▶ **What is being asked**:
Without including any pictures, write out the listing below exactly.

** Begin **

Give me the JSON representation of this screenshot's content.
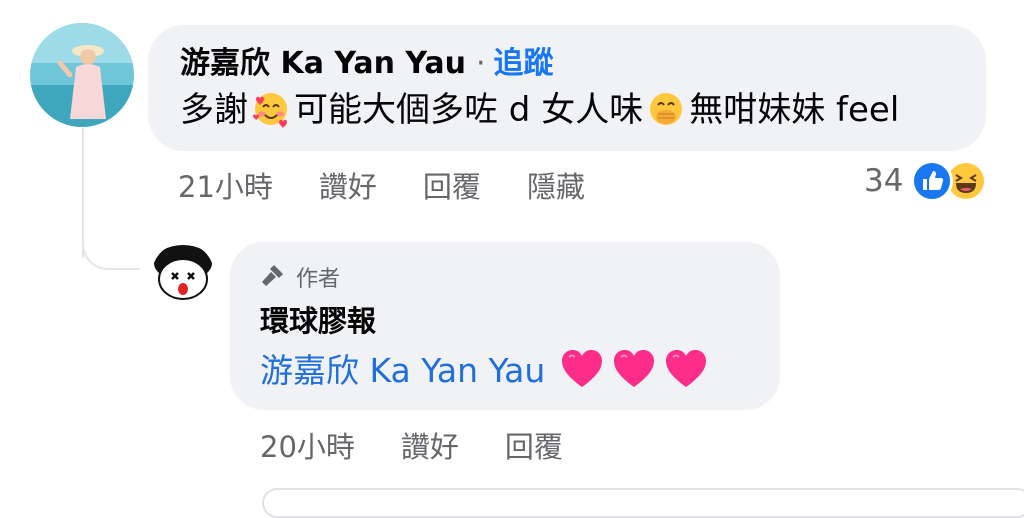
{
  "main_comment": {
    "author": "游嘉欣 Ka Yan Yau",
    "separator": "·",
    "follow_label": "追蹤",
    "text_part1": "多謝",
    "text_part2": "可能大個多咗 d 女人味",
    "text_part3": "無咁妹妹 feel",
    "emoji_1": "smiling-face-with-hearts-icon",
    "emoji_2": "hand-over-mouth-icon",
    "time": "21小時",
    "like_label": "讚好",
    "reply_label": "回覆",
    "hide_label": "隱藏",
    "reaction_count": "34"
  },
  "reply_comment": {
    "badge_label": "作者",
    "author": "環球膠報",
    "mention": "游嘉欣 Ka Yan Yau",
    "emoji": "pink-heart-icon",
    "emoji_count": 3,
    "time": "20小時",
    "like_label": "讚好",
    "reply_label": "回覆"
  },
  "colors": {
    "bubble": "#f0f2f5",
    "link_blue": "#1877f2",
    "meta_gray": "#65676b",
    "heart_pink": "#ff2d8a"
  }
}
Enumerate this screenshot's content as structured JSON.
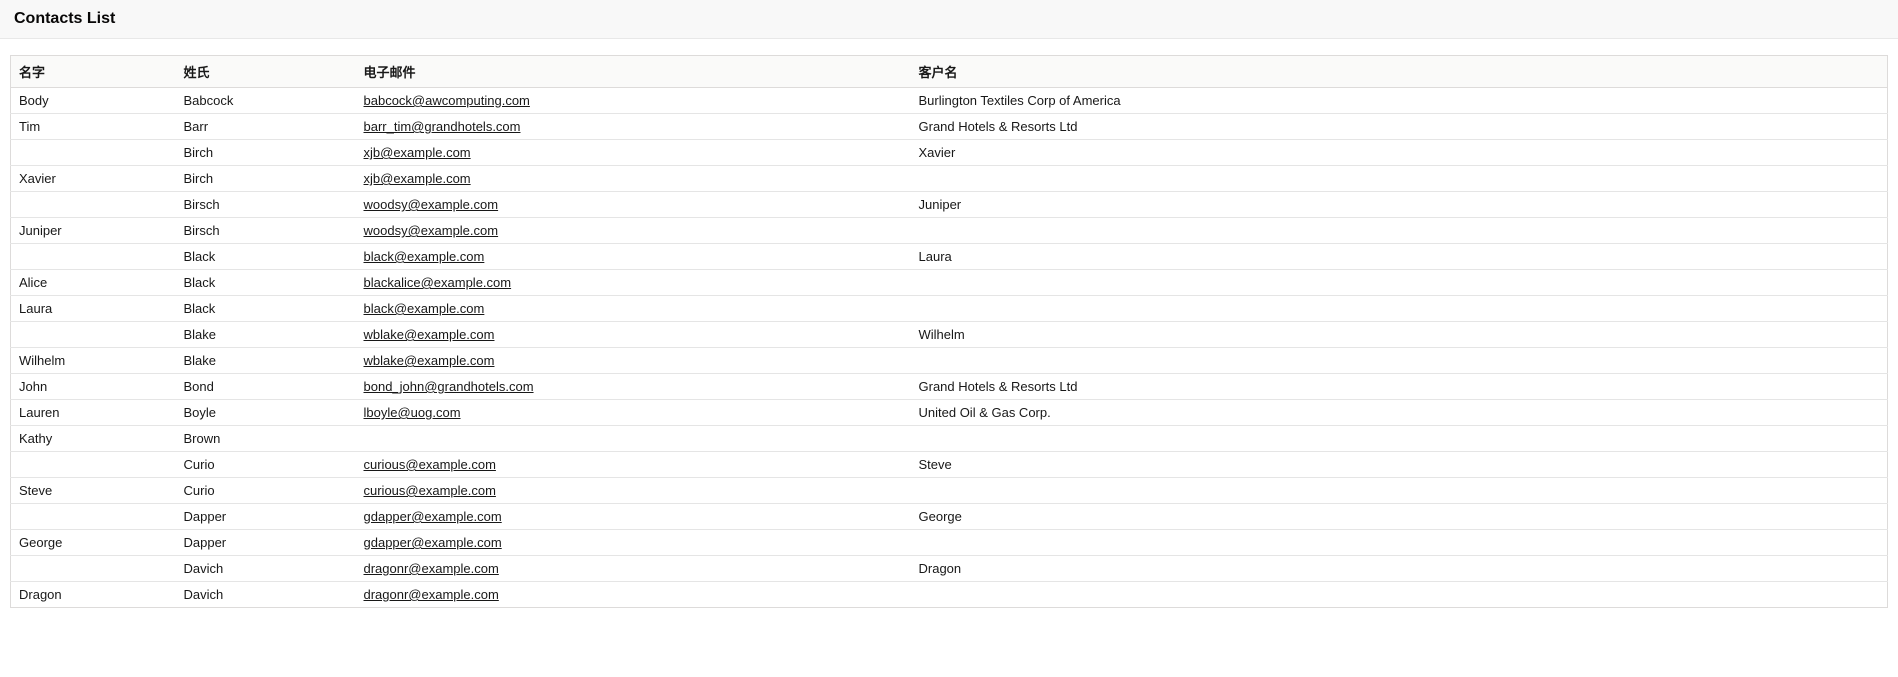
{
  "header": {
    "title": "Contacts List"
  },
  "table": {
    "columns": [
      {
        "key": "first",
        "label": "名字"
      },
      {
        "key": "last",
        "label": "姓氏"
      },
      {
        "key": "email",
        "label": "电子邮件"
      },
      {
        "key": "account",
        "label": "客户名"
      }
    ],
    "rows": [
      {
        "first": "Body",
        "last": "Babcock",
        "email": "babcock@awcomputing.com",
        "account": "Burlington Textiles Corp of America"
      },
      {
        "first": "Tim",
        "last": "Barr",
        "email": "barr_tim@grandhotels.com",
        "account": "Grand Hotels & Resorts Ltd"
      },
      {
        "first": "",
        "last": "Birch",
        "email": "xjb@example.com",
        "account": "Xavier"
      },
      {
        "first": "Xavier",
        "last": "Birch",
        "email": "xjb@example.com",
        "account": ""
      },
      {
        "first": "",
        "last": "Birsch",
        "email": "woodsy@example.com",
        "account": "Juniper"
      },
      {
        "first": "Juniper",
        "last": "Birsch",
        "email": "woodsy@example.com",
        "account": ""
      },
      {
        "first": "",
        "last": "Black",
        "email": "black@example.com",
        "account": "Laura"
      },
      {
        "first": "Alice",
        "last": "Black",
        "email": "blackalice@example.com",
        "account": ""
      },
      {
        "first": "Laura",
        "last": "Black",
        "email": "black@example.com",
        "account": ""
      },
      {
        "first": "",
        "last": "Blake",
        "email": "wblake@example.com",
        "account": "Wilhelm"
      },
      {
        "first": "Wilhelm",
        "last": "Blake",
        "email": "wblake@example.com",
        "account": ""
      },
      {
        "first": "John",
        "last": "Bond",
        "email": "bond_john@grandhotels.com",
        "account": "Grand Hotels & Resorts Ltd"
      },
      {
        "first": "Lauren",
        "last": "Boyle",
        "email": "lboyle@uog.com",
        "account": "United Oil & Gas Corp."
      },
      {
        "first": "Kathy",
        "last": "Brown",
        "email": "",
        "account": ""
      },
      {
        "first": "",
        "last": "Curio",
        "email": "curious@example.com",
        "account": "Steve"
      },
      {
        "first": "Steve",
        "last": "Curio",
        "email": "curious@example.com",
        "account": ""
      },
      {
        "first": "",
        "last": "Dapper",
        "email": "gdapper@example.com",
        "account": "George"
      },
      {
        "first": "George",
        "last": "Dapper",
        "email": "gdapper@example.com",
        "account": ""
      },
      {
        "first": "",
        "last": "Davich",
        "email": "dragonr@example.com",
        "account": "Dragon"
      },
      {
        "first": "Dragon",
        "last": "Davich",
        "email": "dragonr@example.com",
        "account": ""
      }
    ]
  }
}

** End **

▶ **Result for this task**:
Give me the JSON representation of this screenshot's content.
{
  "main_comment": {
    "author": "游嘉欣 Ka Yan Yau",
    "separator": "·",
    "follow_label": "追蹤",
    "text_part1": "多謝",
    "text_part2": "可能大個多咗 d 女人味",
    "text_part3": "無咁妹妹 feel",
    "emoji_1": "smiling-face-with-hearts-icon",
    "emoji_2": "hand-over-mouth-icon",
    "time": "21小時",
    "like_label": "讚好",
    "reply_label": "回覆",
    "hide_label": "隱藏",
    "reaction_count": "34"
  },
  "reply_comment": {
    "badge_label": "作者",
    "author": "環球膠報",
    "mention": "游嘉欣 Ka Yan Yau",
    "emoji": "pink-heart-icon",
    "emoji_count": 3,
    "time": "20小時",
    "like_label": "讚好",
    "reply_label": "回覆"
  },
  "colors": {
    "bubble": "#f0f2f5",
    "link_blue": "#1877f2",
    "meta_gray": "#65676b",
    "heart_pink": "#ff2d8a"
  }
}
Enumerate this screenshot's content as structured JSON.
{
  "header": {
    "title": "Contacts List"
  },
  "table": {
    "columns": [
      {
        "key": "first",
        "label": "名字"
      },
      {
        "key": "last",
        "label": "姓氏"
      },
      {
        "key": "email",
        "label": "电子邮件"
      },
      {
        "key": "account",
        "label": "客户名"
      }
    ],
    "rows": [
      {
        "first": "Body",
        "last": "Babcock",
        "email": "babcock@awcomputing.com",
        "account": "Burlington Textiles Corp of America"
      },
      {
        "first": "Tim",
        "last": "Barr",
        "email": "barr_tim@grandhotels.com",
        "account": "Grand Hotels & Resorts Ltd"
      },
      {
        "first": "",
        "last": "Birch",
        "email": "xjb@example.com",
        "account": "Xavier"
      },
      {
        "first": "Xavier",
        "last": "Birch",
        "email": "xjb@example.com",
        "account": ""
      },
      {
        "first": "",
        "last": "Birsch",
        "email": "woodsy@example.com",
        "account": "Juniper"
      },
      {
        "first": "Juniper",
        "last": "Birsch",
        "email": "woodsy@example.com",
        "account": ""
      },
      {
        "first": "",
        "last": "Black",
        "email": "black@example.com",
        "account": "Laura"
      },
      {
        "first": "Alice",
        "last": "Black",
        "email": "blackalice@example.com",
        "account": ""
      },
      {
        "first": "Laura",
        "last": "Black",
        "email": "black@example.com",
        "account": ""
      },
      {
        "first": "",
        "last": "Blake",
        "email": "wblake@example.com",
        "account": "Wilhelm"
      },
      {
        "first": "Wilhelm",
        "last": "Blake",
        "email": "wblake@example.com",
        "account": ""
      },
      {
        "first": "John",
        "last": "Bond",
        "email": "bond_john@grandhotels.com",
        "account": "Grand Hotels & Resorts Ltd"
      },
      {
        "first": "Lauren",
        "last": "Boyle",
        "email": "lboyle@uog.com",
        "account": "United Oil & Gas Corp."
      },
      {
        "first": "Kathy",
        "last": "Brown",
        "email": "",
        "account": ""
      },
      {
        "first": "",
        "last": "Curio",
        "email": "curious@example.com",
        "account": "Steve"
      },
      {
        "first": "Steve",
        "last": "Curio",
        "email": "curious@example.com",
        "account": ""
      },
      {
        "first": "",
        "last": "Dapper",
        "email": "gdapper@example.com",
        "account": "George"
      },
      {
        "first": "George",
        "last": "Dapper",
        "email": "gdapper@example.com",
        "account": ""
      },
      {
        "first": "",
        "last": "Davich",
        "email": "dragonr@example.com",
        "account": "Dragon"
      },
      {
        "first": "Dragon",
        "last": "Davich",
        "email": "dragonr@example.com",
        "account": ""
      }
    ]
  }
}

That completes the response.